Oleh Sabarnuddin*
Penjajahan yang berlangsung di Indonesia tidak hanya meninggalkan jejak buruk, namun juga jejak yang hingga kini diikuti oleh politisi. Kebijakan Hindia Belanda menerapkan culturstelsel (tanam paksa) ternyata memantik kritikan dari dalam negeri mereka sendiri.
Di antara yang menentang kebijakan pemerintah Hindia Belanda ialah Brooshooft dan C. Th. Van Deventer yang dirilis dalam bukunya yang berjudul Een ereschuld (Utang Kehormatan) yang dimuat dalam majalah de gid tahun 1899. Kritikan mereka ialah kebijakan culturstelsel yang merugikan dan menyengsarakan rakyat, namun di negeri mereka bermewah–mewah dari hasil penderitaan rakyat.
Pelaksanaan tanam paksa telah berlangsung sejak 1830 dengan pencetusnya ialah Johannes Van de Bosch yang menjadi Gubernur Jenderal Hindia Belanda kala itu. Kebijakan ini tidak berlangsung lama, gencarnya karena kritikan dari para petinggi dan parlemen Hindia Belanda sendiri, yang akhirnya tahun 1863 kebijakan ini dihentikan.
Melihat telah banyak rakyat yang sengsara hingga akhirnya pemerintah memberikan kompensasi berupa irigasi untuk mengairi sawah dan perkebunan, pendidikan untuk anak-anak pribumi walaupun terkesan untuk kaum pria yang diutamakan, dan imigrasi yakni membagi rakyat Jawa ke pulau luar, padahal tujuan aslinya untuk menambah tenaga kerja baru di pulau Sumatera, Kalimantan, dan lainnya. Kebijakan yang terlihat menguntungkan ini disebut dengan politik balas budi atau culturstelsel.
Apakah hal yang sama juga terjadi pada organisasi kemasyarakatan (Ormas) keagamaan yang sejauh ini dinilai telah memberikan kontribusi untuk negara?

---

Tugas
Terjemahkan kalimat ini dari teks tentang tanam paksa ke dalam bahasa Inggris: "Kebijakan Hindia Belanda menerapkan culturstelsel (tanam paksa) ternyata memantik kritikan dari dalam negeri mereka sendiri."

Bagian Data
---

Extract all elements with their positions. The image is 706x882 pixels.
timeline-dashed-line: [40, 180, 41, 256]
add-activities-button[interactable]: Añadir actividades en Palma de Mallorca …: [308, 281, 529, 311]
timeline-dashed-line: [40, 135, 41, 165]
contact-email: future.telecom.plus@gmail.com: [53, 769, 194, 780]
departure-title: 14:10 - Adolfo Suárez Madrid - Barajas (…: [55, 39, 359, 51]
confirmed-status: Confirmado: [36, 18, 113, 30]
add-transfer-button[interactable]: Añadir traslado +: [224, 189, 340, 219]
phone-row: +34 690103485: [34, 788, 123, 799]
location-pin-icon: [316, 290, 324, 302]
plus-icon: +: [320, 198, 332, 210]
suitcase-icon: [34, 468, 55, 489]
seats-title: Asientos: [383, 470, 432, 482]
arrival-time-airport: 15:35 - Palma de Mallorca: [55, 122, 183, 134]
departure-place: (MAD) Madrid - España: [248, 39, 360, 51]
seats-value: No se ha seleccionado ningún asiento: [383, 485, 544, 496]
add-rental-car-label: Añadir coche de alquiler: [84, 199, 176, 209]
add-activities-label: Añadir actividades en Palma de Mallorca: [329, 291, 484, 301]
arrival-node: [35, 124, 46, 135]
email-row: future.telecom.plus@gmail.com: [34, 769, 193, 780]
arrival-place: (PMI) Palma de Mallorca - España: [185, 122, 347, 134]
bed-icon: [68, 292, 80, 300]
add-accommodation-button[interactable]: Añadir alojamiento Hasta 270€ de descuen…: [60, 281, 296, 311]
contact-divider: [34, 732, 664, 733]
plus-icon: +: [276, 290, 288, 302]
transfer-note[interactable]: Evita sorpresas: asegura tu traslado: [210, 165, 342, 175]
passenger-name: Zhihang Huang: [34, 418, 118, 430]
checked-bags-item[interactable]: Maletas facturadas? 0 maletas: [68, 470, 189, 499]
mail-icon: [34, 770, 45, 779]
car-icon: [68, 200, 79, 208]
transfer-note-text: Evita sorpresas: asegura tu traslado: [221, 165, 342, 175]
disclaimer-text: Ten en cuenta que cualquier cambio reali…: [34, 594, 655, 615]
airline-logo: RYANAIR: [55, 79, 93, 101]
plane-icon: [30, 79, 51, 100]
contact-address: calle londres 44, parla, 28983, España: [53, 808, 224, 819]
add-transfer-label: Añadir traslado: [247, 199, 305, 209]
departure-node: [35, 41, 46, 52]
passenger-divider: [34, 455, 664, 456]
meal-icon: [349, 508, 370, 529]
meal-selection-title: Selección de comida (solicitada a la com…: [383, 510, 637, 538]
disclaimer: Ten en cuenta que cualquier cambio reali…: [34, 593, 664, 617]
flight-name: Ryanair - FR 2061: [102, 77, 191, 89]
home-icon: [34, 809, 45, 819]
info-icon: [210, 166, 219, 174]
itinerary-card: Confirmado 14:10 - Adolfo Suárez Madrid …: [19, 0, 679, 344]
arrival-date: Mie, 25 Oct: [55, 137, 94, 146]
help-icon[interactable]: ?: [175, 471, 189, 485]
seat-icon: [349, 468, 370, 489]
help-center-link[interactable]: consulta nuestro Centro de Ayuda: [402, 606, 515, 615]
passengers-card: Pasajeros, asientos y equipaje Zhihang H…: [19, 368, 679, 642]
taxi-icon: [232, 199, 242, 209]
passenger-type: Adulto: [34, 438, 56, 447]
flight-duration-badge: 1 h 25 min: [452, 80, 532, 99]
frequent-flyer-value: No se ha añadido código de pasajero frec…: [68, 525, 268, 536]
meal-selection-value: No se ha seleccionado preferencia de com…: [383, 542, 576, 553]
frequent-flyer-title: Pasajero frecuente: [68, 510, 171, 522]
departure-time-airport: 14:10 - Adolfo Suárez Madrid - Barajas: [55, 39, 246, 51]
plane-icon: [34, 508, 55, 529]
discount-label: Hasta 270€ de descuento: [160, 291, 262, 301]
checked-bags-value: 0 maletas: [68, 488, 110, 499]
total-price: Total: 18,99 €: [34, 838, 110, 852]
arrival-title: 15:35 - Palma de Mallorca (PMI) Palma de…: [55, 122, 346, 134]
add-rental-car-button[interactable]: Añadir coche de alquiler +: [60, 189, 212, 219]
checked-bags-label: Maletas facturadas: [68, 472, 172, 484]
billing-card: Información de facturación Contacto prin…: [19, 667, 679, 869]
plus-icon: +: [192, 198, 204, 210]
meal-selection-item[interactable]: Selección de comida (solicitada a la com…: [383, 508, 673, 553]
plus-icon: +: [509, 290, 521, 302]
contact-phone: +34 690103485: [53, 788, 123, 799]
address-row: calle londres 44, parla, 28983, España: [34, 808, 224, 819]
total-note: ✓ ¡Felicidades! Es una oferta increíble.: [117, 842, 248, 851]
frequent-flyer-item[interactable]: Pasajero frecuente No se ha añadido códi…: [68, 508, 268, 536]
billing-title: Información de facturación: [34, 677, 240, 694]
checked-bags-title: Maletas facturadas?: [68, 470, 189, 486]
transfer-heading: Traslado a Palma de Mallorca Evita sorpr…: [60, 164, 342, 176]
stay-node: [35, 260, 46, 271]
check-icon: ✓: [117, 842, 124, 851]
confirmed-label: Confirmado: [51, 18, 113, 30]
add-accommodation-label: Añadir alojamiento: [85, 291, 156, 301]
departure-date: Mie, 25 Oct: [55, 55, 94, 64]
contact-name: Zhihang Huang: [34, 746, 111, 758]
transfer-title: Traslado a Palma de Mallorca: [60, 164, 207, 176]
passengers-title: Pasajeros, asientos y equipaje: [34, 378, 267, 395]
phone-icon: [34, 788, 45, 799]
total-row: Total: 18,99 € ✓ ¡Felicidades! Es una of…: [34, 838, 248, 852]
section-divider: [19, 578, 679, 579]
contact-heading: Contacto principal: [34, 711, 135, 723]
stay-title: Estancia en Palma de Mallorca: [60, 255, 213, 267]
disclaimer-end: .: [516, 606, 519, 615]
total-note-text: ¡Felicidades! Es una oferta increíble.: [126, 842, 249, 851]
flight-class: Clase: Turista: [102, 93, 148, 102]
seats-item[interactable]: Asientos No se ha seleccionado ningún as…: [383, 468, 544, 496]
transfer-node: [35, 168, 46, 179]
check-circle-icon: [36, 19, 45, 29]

---

Jawaban
The Dutch East Indies policy of implementing the culturstelsel (forced cultivation) turned out to spark criticism from within their own country.